Work instructions:
Your reply should be one number: the count of lines holding the word "mežs".

Records from a data source:
============

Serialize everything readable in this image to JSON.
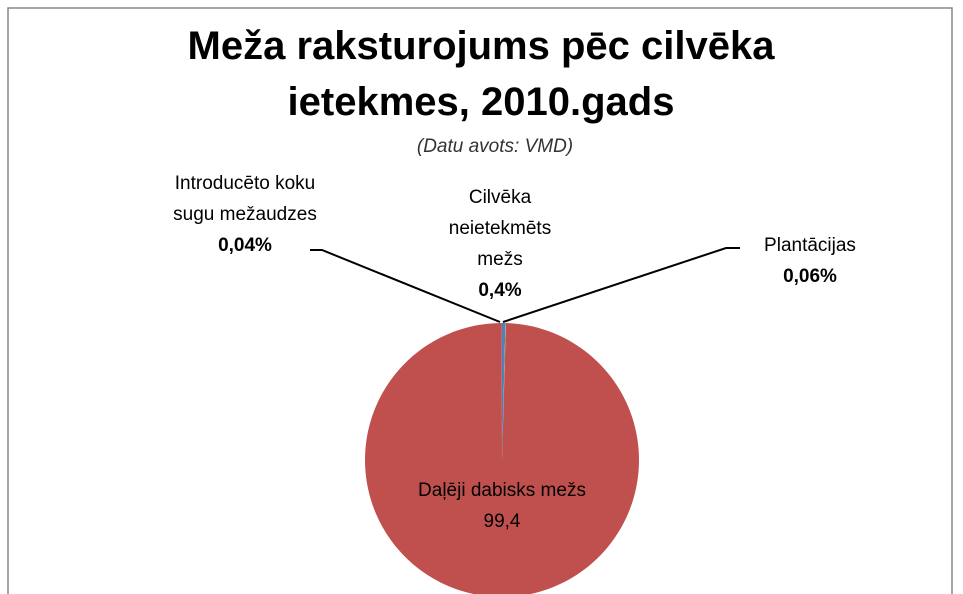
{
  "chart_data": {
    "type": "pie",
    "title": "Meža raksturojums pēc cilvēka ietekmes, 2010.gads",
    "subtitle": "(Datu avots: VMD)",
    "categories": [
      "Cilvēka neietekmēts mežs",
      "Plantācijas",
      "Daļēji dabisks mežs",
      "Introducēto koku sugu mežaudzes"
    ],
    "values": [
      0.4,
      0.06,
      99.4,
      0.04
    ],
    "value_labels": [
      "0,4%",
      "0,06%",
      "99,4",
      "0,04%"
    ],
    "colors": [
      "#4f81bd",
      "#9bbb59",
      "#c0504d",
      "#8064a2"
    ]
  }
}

============

Task solution:
2